Texte source:

......

Overblog
Editer l'article Suivre ce blog Administration + Créer mon blog
9 août 2006 3 09 /08 /août /2006 19:29
Madame Reynier, notre professeur de sciences naturelles, n'était pas parvenue, malgré ses efforts, à intéresser nos jeunes esprits de première année aux charmes de la botanique. Et pourtant ce n'était pas faute d'avoir fait défiler devant nos yeux éberlués quantité de plantes en nous les nommant de leur nom latin. Elle nous avait dit l'importance que revêtait la connaissance des végétaux pour les instituteurs ruraux que nous serions, elle nous avait vanté les joies de l'herborisation, mais ses propos nous laissaient indifférents. Ce manque d'enthousiasme la fit, un jour, changer radicalement de méthode : elle décida de forcer notre nature en nous imposant la confection d'un herbier que chacun devrait lui avoir remis avant le premier juin.

C'était dans six mois. Cela nous parut une date perdue dans les brumes d'un lointain avenir : nous aurions le temps d'y penser. Rien ne pressait ! Les semaines passèrent; elles passèrent si bien et si vite que nous nous retrouvâmes bientôt à l'avant veille de cette date fatidique, aussi dépourvus que la cigale de la fable. Chacun en eût des sueurs froides. Le soir, au dortoir, jusque bien avant dans la nuit, nous conjuguâmes nos désarrois et cherchâmes une solution qui puisse nous tirer de ce mauvais pas. Le sommeil allait avoir raison de nos angoisses quand le miracle se produisit. Une voix s'éleva dans les ténèbres : "Faisons comme si nous avions compris que nous devons produire un seul herbier pour toute la classe et non un par élève" Cette idée, jugée aussitôt géniale, fut saluée d'un concert d'approbations enthousiastes. Certes ce n'était pas la solution idéale mais c'était une solution. Justement le lendemain était jeudi: au lieu de faire l'Espla(1) nous consacrerions notre après-midi à herboriser et au cours de la nuit suivante nous fabriquerions l'herbier. Ainsi fut fait. Le surlendemain nous nous levâmes à 3 heures du matin et, comme aussi silencieux que des fantômes, nous descendîmes dans notre salle dont nous eûmes soin de tirer sans bruit les volets avant d'éclairer. A sept heures tout était fini. Nous pûmes tranquillement aller prendre le petit déjeuner et effectuer les corvées habituelles.

......

Données fournies:

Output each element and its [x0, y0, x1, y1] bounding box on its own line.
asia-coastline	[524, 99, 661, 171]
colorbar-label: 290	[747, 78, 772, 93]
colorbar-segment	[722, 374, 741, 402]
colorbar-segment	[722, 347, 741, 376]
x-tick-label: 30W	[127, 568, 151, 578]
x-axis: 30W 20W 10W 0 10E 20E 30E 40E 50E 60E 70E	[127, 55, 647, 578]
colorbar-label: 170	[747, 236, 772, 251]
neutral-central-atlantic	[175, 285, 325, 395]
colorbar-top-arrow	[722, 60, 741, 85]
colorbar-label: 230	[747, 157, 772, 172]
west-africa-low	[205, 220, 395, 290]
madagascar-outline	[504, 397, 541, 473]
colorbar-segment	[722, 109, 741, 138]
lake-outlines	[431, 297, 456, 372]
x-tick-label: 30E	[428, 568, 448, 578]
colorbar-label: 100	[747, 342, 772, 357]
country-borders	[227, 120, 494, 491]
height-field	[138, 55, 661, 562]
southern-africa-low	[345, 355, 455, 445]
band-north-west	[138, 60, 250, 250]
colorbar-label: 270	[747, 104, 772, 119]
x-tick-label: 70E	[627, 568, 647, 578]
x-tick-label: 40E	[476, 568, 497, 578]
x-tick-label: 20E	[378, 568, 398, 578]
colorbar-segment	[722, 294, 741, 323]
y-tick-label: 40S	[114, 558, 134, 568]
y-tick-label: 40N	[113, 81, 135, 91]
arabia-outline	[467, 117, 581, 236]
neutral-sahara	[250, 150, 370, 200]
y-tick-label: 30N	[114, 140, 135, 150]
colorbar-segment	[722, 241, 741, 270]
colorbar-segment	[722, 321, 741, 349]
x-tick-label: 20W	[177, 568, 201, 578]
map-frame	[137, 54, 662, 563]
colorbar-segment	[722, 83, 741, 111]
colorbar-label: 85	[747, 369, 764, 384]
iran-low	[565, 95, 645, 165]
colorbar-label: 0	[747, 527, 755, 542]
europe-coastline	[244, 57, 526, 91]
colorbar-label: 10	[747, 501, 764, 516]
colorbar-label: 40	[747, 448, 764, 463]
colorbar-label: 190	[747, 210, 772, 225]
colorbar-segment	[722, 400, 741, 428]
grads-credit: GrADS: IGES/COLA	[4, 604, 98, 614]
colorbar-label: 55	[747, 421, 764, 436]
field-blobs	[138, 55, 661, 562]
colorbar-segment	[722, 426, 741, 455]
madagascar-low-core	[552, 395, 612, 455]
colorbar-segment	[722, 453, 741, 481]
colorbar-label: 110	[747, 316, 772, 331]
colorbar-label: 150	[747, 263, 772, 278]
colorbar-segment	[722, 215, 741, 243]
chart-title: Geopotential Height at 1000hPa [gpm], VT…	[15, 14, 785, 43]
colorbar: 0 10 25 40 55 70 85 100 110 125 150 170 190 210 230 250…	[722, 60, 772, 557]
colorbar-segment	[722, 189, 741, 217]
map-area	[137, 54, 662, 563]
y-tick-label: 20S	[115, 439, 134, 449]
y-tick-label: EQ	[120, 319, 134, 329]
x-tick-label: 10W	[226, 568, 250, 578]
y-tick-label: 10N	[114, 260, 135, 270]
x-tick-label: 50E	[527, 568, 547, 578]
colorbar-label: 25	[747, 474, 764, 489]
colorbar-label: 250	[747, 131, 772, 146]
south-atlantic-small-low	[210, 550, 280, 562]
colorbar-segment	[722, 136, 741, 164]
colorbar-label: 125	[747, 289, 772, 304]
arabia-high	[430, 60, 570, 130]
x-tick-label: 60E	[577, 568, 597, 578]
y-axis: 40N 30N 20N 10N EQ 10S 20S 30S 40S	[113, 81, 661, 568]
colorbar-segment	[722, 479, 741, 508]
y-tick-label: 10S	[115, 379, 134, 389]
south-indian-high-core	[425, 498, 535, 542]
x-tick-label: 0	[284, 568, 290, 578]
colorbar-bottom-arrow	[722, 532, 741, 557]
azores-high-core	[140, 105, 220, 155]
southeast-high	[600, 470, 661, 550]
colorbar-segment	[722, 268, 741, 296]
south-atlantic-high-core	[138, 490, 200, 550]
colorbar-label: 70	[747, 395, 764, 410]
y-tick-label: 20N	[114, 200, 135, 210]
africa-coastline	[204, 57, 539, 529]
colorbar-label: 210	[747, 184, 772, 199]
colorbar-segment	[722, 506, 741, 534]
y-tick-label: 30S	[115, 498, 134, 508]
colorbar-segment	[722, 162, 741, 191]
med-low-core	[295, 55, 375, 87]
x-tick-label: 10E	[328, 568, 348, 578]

......

Tâches et exercices:
- A) Recopiez intégralement le texte source, sans y apporter la moindre modification.
- B) Répétez à l'identique tout ce qui va du début des entrées jusqu'à la ligne contenant « 568, 151, 578] », celle-ci comprise.
Le texte source et les entrées ne proviennent pas de la même source.

Corrigé par tâche:
- A)
Overblog
Editer l'article Suivre ce blog Administration + Créer mon blog
9 août 2006 3 09 /08 /août /2006 19:29
Madame Reynier, notre professeur de sciences naturelles, n'était pas parvenue, malgré ses efforts, à intéresser nos jeunes esprits de première année aux charmes de la botanique. Et pourtant ce n'était pas faute d'avoir fait défiler devant nos yeux éberlués quantité de plantes en nous les nommant de leur nom latin. Elle nous avait dit l'importance que revêtait la connaissance des végétaux pour les instituteurs ruraux que nous serions, elle nous avait vanté les joies de l'herborisation, mais ses propos nous laissaient indifférents. Ce manque d'enthousiasme la fit, un jour, changer radicalement de méthode : elle décida de forcer notre nature en nous imposant la confection d'un herbier que chacun devrait lui avoir remis avant le premier juin.

C'était dans six mois. Cela nous parut une date perdue dans les brumes d'un lointain avenir : nous aurions le temps d'y penser. Rien ne pressait ! Les semaines passèrent; elles passèrent si bien et si vite que nous nous retrouvâmes bientôt à l'avant veille de cette date fatidique, aussi dépourvus que la cigale de la fable. Chacun en eût des sueurs froides. Le soir, au dortoir, jusque bien avant dans la nuit, nous conjuguâmes nos désarrois et cherchâmes une solution qui puisse nous tirer de ce mauvais pas. Le sommeil allait avoir raison de nos angoisses quand le miracle se produisit. Une voix s'éleva dans les ténèbres : "Faisons comme si nous avions compris que nous devons produire un seul herbier pour toute la classe et non un par élève" Cette idée, jugée aussitôt géniale, fut saluée d'un concert d'approbations enthousiastes. Certes ce n'était pas la solution idéale mais c'était une solution. Justement le lendemain était jeudi: au lieu de faire l'Espla(1) nous consacrerions notre après-midi à herboriser et au cours de la nuit suivante nous fabriquerions l'herbier. Ainsi fut fait. Le surlendemain nous nous levâmes à 3 heures du matin et, comme aussi silencieux que des fantômes, nous descendîmes dans notre salle dont nous eûmes soin de tirer sans bruit les volets avant d'éclairer. A sept heures tout était fini. Nous pûmes tranquillement aller prendre le petit déjeuner et effectuer les corvées habituelles.

- B)
Output each element and its [x0, y0, x1, y1] bounding box on its own line.
asia-coastline	[524, 99, 661, 171]
colorbar-label: 290	[747, 78, 772, 93]
colorbar-segment	[722, 374, 741, 402]
colorbar-segment	[722, 347, 741, 376]
x-tick-label: 30W	[127, 568, 151, 578]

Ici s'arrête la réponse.